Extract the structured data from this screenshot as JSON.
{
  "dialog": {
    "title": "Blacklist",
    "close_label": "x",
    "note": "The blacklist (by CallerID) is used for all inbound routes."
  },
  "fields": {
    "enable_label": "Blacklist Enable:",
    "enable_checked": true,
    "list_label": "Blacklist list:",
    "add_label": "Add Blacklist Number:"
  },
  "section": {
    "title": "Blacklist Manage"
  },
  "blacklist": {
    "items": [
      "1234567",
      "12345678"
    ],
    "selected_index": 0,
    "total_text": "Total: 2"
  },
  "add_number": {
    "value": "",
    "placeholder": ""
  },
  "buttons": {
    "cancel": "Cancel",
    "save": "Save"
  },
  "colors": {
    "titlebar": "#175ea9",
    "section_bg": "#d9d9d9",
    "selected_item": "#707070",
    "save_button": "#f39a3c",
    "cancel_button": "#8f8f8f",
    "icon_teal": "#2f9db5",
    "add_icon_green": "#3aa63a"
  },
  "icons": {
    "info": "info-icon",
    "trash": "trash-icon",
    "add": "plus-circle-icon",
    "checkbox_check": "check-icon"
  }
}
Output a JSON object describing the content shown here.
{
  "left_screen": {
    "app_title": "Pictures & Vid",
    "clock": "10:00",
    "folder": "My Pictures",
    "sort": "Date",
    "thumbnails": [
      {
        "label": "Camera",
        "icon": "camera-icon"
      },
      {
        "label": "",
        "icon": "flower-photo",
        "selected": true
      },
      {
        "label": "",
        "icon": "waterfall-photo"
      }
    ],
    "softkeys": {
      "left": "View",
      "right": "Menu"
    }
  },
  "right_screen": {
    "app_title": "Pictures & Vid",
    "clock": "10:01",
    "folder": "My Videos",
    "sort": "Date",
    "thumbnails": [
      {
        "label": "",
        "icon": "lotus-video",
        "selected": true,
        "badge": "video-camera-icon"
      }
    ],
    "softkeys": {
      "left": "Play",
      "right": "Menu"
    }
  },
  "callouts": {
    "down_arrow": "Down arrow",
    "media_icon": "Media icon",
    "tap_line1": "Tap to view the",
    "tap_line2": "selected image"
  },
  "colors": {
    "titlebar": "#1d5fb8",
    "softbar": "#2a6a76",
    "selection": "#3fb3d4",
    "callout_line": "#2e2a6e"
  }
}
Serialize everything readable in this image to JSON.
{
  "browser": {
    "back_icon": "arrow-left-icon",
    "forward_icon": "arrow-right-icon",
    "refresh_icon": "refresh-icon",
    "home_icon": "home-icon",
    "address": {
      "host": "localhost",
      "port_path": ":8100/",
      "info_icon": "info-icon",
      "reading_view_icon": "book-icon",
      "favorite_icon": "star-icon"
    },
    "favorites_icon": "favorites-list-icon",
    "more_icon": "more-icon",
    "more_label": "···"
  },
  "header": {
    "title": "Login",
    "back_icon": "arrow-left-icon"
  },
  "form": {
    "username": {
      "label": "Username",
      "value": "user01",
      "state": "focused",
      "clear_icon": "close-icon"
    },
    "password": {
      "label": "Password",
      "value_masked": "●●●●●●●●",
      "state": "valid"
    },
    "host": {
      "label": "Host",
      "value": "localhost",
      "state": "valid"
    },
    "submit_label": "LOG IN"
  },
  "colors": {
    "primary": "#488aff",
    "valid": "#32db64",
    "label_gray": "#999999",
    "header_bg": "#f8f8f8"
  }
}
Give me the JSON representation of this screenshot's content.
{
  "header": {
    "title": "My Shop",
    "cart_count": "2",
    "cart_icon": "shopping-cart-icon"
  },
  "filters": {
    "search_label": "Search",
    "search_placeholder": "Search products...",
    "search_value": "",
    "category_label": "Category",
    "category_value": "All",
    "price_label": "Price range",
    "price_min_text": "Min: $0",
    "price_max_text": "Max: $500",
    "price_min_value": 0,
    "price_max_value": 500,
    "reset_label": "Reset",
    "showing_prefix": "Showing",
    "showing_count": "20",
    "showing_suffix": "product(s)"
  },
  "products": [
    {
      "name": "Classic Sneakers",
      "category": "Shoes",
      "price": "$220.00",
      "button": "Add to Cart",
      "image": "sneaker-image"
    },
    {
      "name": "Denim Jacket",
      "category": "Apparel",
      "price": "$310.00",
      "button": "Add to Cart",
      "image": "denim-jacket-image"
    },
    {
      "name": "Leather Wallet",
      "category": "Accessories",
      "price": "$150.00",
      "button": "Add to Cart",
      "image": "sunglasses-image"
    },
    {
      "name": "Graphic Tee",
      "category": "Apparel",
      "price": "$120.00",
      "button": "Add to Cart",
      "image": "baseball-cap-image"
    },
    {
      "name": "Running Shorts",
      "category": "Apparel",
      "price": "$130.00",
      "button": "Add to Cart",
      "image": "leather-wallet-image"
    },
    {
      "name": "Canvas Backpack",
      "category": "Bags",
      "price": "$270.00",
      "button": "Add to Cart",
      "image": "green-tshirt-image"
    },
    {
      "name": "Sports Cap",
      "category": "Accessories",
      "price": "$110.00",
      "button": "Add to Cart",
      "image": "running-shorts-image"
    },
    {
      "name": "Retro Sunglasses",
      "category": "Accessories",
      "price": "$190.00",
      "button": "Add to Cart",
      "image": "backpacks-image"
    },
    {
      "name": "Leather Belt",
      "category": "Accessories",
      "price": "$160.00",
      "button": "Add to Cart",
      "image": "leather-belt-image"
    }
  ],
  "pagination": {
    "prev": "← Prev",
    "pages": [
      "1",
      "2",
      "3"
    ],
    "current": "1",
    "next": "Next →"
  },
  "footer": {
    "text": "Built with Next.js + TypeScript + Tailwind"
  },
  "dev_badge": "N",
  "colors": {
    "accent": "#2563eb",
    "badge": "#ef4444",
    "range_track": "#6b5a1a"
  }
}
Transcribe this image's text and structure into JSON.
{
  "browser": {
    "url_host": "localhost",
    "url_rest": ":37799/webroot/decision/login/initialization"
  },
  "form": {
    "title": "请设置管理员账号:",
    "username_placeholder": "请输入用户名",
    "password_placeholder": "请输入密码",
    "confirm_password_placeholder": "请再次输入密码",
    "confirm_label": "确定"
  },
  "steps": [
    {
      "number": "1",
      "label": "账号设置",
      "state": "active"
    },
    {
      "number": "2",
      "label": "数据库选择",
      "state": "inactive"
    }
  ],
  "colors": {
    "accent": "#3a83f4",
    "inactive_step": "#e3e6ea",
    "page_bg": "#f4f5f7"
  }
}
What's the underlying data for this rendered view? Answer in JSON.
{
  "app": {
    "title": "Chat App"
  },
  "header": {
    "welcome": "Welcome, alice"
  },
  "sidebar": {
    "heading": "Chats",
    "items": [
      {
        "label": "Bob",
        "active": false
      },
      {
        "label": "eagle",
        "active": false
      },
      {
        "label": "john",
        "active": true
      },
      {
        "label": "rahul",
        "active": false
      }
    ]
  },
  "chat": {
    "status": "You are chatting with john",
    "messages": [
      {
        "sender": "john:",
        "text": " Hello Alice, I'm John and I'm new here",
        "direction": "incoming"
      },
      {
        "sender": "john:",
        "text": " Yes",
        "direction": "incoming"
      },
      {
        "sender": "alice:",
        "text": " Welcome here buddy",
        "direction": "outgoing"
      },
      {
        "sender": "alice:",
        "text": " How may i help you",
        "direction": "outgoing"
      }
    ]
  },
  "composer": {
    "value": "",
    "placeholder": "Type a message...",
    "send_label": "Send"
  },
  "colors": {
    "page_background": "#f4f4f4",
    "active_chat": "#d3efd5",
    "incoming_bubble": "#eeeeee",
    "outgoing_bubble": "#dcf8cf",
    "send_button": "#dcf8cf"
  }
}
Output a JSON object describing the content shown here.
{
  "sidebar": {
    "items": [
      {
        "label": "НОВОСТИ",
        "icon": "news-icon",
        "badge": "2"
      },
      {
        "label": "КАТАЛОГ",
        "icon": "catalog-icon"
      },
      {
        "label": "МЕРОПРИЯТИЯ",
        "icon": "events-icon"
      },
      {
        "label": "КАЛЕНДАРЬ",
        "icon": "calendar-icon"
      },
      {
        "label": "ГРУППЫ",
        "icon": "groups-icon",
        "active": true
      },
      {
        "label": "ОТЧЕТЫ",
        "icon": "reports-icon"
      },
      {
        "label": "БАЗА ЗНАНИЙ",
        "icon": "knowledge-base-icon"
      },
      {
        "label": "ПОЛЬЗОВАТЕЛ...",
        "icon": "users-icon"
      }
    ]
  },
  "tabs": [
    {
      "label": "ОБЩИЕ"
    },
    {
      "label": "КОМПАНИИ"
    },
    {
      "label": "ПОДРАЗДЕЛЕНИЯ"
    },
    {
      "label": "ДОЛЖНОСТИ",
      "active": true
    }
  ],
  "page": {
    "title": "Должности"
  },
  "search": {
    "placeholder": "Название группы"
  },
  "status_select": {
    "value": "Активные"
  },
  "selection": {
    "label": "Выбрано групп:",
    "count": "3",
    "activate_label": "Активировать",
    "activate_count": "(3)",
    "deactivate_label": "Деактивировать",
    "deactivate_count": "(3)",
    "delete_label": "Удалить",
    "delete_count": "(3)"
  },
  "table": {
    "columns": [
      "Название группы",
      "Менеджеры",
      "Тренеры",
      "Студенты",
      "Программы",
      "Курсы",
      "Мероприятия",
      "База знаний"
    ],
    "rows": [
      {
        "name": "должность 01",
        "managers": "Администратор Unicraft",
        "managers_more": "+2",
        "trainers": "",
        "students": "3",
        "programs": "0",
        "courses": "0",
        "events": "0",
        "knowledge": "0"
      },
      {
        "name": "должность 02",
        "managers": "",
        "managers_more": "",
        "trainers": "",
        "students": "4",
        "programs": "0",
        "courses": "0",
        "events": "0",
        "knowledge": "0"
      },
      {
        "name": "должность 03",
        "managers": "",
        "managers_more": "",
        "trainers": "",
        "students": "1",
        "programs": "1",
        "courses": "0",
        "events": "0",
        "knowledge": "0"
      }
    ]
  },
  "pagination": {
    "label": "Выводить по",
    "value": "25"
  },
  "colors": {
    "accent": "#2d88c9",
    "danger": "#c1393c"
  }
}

Exercise details: Collect each line above holding the string "photo".

Solution to the problem:
        "icon": "flower-photo",
        "icon": "waterfall-photo"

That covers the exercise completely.